> _CHALLENGE_: Take each line containing "times" and report it exactly as written.

> _RECORDS FOR THE TASK_:
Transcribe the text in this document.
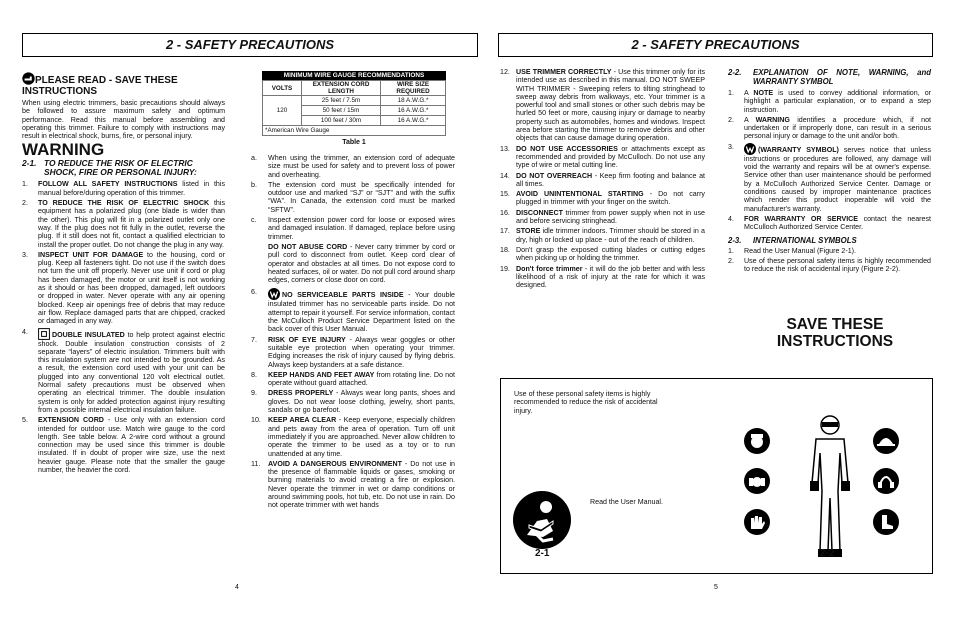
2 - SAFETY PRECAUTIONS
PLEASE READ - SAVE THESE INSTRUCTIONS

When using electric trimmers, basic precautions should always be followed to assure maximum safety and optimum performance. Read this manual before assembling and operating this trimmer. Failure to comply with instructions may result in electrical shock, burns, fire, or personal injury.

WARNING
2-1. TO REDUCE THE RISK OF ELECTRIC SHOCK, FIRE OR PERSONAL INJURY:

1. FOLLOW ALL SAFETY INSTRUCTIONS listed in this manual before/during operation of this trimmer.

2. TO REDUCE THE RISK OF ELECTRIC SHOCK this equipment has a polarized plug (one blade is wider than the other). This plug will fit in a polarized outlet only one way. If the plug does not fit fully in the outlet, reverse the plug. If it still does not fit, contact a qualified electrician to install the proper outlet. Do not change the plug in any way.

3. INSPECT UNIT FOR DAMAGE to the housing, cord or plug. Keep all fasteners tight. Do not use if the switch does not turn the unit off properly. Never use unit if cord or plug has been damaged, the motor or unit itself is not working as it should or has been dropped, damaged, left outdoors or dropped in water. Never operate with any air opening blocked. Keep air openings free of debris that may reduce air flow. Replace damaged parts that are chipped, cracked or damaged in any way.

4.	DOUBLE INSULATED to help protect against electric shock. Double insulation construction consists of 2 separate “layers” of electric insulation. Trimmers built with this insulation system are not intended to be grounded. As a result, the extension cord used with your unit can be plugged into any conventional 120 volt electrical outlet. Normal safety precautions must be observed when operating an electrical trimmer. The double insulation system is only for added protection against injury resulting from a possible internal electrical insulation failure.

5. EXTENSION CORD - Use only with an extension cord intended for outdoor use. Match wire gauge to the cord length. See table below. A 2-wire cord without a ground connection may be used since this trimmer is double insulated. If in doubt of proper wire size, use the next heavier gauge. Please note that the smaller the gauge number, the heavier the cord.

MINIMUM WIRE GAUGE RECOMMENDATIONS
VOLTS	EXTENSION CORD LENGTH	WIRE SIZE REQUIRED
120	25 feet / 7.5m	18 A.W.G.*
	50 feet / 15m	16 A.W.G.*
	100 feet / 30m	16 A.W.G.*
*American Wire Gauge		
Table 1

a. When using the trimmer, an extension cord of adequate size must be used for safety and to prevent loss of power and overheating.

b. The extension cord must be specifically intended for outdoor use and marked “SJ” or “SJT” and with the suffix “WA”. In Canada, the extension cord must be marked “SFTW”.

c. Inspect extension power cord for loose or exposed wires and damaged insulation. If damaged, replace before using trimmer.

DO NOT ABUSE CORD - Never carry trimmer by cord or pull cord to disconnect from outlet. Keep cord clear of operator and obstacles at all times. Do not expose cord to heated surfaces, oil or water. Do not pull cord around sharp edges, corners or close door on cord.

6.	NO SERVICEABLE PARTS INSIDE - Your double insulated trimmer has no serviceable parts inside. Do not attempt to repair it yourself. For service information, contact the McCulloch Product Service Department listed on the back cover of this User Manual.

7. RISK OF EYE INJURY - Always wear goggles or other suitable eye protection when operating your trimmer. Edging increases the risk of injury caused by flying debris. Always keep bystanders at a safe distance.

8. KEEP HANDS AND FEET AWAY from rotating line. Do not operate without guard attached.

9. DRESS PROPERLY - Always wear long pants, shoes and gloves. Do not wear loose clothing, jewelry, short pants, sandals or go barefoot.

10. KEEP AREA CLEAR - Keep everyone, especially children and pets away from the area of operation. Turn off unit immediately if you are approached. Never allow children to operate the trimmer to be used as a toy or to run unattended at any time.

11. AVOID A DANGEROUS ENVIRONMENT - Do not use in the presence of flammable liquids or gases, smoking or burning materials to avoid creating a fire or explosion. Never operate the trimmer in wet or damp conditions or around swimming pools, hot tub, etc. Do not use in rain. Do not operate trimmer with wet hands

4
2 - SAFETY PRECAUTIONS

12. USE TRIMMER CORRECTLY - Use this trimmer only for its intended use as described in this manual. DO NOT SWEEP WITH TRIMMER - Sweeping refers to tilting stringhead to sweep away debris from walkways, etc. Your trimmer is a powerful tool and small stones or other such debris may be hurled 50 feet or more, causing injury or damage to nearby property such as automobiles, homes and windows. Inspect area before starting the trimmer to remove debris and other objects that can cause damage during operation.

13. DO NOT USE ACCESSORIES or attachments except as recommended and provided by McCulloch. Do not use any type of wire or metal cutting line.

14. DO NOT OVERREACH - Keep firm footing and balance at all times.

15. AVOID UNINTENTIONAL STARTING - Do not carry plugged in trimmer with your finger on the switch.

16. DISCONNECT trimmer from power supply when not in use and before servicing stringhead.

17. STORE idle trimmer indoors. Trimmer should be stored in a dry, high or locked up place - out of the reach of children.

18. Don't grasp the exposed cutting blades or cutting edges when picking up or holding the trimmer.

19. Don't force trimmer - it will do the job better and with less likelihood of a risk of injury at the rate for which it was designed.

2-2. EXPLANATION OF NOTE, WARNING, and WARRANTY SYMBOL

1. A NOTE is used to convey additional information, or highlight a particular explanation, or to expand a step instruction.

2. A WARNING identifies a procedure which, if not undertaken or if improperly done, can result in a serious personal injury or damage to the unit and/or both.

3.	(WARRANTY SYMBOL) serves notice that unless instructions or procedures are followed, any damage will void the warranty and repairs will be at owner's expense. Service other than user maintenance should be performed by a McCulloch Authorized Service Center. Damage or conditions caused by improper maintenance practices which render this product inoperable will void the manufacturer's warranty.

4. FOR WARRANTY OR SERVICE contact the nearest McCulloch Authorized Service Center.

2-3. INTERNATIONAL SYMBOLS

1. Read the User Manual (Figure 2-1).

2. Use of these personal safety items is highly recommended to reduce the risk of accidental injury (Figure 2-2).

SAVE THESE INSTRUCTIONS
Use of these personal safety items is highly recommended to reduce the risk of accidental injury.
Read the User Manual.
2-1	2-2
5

> _OUTPUT OF THE TASK_:
DO NOT ABUSE CORD - Never carry trimmer by cord or pull cord to disconnect from outlet. Keep cord clear of operator and obstacles at all times. Do not expose cord to heated surfaces, oil or water. Do not pull cord around sharp edges, corners or close door on cord.
14. DO NOT OVERREACH - Keep firm footing and balance at all times.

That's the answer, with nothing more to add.